● TASK
Search the records for "JSON" and copy each line that holds it.

━━ SUPPLIED DATA ━━

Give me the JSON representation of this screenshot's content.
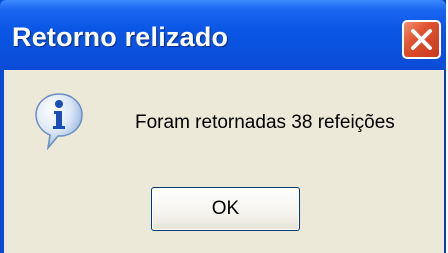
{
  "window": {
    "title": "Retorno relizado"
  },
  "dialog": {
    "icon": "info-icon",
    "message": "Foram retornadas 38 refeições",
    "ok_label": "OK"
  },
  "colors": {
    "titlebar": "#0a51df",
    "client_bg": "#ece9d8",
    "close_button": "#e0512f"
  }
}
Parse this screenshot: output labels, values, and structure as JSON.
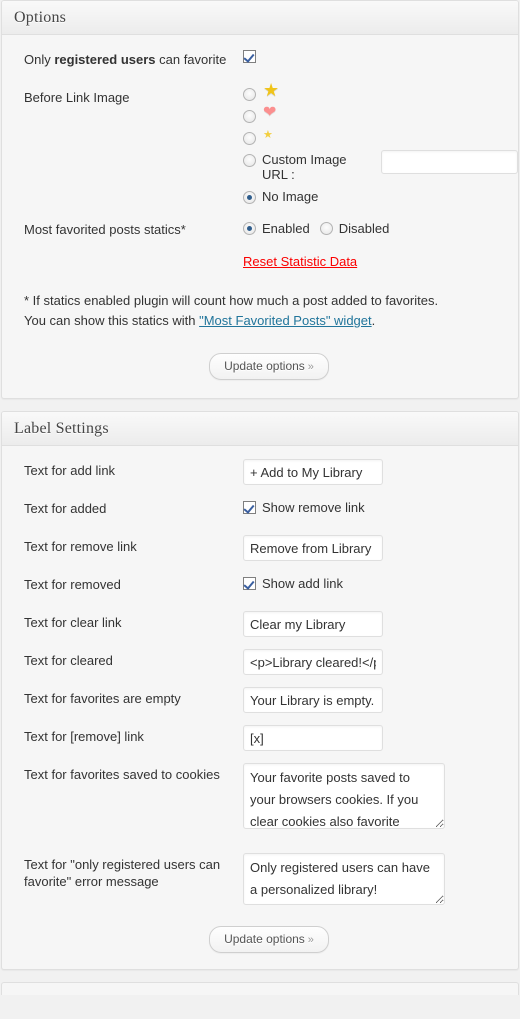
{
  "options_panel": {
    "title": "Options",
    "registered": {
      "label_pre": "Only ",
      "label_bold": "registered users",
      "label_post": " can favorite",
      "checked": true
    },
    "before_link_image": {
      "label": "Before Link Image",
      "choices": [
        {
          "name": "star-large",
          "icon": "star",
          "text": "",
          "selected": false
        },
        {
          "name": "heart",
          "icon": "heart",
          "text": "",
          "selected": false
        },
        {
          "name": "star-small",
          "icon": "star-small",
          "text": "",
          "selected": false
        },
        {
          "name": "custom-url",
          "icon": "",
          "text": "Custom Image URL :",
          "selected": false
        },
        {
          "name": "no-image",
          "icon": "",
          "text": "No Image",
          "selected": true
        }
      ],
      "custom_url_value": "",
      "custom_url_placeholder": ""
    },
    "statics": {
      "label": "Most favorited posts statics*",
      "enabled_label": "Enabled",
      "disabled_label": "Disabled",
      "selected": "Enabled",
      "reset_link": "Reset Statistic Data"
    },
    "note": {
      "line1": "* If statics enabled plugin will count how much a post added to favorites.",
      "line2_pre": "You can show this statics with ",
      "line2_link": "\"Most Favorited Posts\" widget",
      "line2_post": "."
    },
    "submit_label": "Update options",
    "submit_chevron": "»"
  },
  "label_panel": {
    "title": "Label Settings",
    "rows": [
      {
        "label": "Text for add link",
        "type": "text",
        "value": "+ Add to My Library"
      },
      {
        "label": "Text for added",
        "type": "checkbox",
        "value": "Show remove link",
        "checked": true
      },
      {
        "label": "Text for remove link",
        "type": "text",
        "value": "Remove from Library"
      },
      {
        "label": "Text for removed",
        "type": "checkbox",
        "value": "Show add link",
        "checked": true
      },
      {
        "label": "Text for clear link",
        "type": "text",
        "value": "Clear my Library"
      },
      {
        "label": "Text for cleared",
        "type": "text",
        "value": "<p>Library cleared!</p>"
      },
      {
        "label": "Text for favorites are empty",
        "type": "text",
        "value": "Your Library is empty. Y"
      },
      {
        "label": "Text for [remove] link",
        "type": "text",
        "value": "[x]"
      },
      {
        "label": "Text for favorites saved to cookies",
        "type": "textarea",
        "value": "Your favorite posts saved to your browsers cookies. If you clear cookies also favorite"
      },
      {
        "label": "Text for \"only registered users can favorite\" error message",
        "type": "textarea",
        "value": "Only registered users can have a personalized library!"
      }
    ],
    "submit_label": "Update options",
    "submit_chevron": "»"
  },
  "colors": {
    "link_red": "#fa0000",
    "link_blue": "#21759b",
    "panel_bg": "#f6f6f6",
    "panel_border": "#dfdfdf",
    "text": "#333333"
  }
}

━━━
━━ SUPPLIED DATA ━━

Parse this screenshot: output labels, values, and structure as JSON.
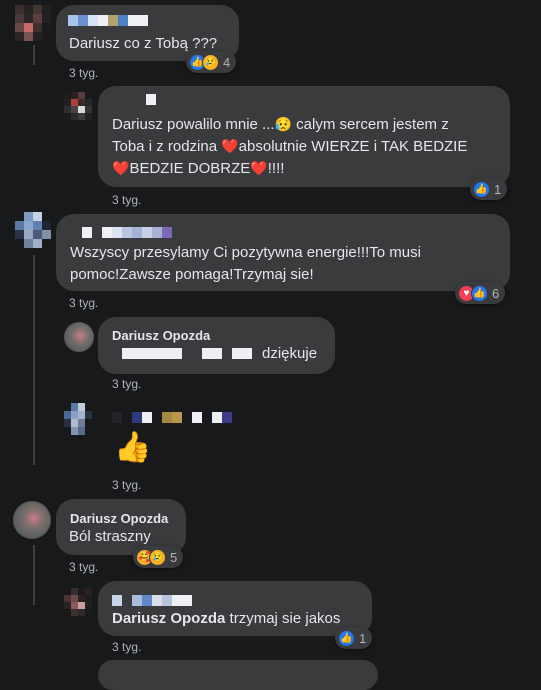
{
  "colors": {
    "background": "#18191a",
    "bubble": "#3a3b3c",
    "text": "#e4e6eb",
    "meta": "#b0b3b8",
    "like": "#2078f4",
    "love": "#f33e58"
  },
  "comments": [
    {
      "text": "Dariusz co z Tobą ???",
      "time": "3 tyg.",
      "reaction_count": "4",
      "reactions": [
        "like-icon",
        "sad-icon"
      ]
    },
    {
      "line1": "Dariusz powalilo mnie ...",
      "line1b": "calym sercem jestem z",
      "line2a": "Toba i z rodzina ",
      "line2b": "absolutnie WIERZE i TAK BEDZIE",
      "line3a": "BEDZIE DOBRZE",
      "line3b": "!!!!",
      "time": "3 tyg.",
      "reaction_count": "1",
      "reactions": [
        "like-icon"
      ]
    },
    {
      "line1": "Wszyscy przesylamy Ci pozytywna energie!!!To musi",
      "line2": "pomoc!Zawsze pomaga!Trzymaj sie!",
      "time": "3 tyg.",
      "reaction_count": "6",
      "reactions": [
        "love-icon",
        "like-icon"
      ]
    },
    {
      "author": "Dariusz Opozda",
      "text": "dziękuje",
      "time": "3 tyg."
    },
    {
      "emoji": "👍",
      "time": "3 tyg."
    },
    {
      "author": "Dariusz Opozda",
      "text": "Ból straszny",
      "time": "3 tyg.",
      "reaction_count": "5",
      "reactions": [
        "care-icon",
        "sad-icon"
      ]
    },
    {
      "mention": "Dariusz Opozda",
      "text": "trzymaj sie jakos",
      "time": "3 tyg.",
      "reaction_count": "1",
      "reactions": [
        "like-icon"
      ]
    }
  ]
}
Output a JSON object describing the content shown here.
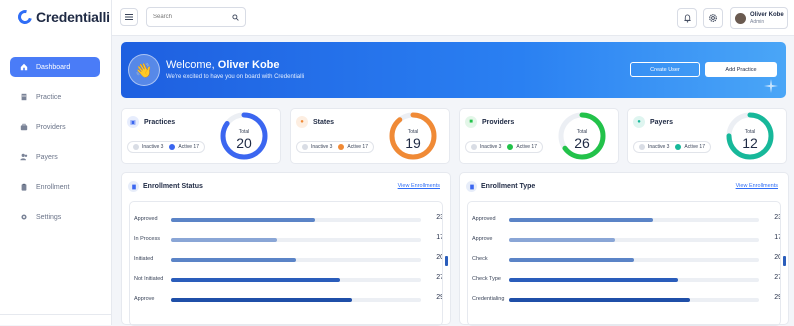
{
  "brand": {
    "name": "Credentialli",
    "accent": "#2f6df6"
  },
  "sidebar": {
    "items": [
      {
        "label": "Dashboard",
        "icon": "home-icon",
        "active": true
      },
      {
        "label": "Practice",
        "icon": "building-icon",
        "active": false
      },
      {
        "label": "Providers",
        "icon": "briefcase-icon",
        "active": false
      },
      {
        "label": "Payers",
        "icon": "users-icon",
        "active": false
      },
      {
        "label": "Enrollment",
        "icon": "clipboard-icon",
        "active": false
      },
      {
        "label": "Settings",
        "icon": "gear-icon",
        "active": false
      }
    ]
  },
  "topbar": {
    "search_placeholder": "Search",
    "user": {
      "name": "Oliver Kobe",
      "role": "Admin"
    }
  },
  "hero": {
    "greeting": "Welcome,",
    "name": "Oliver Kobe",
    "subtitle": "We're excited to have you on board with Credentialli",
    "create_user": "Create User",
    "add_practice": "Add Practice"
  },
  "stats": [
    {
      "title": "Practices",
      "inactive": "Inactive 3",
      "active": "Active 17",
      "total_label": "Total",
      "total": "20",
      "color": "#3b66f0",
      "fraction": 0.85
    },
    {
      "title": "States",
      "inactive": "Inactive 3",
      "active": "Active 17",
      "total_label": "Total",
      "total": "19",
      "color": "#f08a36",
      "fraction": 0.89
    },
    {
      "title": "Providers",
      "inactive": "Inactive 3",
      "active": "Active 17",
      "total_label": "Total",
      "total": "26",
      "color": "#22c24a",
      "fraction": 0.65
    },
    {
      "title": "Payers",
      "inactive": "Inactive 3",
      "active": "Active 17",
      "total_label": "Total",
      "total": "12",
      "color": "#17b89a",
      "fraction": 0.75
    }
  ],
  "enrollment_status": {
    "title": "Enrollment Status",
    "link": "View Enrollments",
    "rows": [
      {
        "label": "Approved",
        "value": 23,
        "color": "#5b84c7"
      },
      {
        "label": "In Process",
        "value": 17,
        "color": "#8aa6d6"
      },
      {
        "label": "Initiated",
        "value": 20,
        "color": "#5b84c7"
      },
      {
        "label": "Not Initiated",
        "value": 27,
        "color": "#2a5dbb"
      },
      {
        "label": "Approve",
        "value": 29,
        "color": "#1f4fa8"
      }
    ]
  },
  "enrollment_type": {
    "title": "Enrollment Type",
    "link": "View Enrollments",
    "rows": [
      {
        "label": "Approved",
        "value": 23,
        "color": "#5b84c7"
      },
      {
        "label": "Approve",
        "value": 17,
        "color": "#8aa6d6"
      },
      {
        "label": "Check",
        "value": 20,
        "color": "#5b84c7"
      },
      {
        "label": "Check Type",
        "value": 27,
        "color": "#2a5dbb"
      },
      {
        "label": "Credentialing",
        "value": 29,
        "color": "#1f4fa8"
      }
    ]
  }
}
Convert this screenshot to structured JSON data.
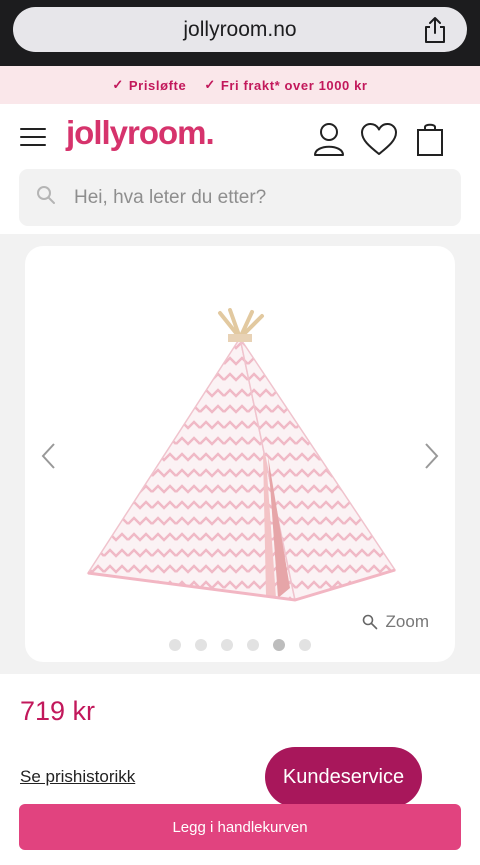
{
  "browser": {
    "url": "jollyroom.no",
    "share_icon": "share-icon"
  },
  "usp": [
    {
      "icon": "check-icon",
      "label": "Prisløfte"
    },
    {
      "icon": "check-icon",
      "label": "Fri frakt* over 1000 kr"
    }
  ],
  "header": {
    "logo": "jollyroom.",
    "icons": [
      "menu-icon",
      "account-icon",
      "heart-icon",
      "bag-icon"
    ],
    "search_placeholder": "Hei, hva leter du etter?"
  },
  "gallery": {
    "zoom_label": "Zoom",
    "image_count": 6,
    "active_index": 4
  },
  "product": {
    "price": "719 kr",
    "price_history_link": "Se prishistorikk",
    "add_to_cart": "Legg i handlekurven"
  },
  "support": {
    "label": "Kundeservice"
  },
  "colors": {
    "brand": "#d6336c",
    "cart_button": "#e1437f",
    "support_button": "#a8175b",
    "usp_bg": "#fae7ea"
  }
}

━━━

● TASK ANSWER
Give me the JSON representation of this screenshot's content.
Parse this screenshot: output labels, values, and structure as JSON.
Parse this screenshot: output labels, values, and structure as JSON.
Output a JSON object describing the content shown here.
Convert this screenshot to structured JSON data.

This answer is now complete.